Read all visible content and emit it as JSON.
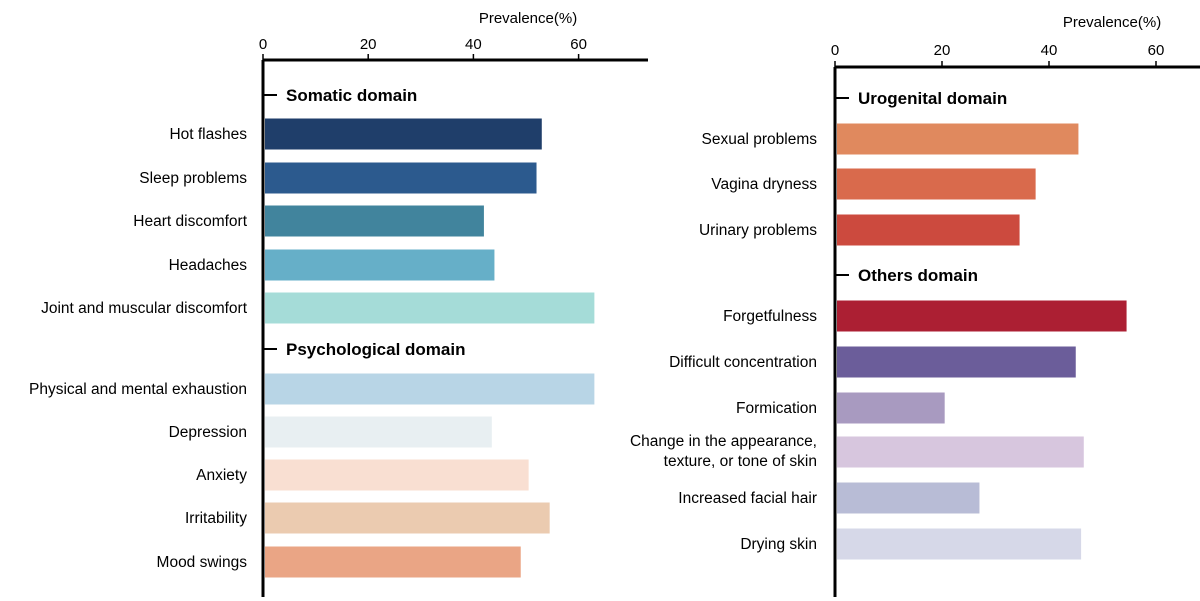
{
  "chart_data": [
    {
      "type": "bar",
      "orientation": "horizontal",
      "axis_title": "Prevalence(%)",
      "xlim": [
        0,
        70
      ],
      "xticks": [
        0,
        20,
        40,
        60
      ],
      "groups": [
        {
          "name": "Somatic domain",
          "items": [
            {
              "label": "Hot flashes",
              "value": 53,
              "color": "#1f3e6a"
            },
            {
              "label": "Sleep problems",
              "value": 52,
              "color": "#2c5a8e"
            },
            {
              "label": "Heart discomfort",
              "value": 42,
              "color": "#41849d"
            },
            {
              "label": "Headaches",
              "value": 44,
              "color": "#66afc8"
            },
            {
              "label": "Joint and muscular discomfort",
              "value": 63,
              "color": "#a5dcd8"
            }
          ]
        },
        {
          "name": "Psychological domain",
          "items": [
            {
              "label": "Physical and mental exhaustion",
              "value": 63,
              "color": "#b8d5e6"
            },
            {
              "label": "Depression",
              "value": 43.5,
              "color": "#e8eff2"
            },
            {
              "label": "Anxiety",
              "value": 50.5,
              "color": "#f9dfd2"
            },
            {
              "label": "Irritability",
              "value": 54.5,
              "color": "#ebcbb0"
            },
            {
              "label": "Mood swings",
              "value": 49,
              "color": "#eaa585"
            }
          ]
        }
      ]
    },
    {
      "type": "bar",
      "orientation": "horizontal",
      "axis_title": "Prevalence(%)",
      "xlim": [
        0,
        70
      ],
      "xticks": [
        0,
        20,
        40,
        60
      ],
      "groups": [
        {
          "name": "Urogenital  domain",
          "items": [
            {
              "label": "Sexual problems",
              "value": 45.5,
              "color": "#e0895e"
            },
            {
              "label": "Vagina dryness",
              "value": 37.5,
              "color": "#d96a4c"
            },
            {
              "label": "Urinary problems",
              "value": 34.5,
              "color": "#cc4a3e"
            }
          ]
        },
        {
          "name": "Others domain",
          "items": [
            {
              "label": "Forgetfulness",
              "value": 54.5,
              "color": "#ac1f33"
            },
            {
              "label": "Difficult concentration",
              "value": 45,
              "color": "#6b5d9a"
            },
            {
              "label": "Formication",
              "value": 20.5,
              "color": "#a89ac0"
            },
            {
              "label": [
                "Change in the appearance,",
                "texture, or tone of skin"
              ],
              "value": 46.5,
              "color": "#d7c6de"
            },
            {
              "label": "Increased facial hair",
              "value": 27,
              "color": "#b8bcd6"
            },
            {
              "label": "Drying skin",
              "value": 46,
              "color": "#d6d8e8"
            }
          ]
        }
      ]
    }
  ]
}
★ ★ ★
* Job: Locate all lines that include the word "discomfort" and copy them out.

* Worked answer:
              "label": "Heart discomfort",
              "label": "Joint and muscular discomfort",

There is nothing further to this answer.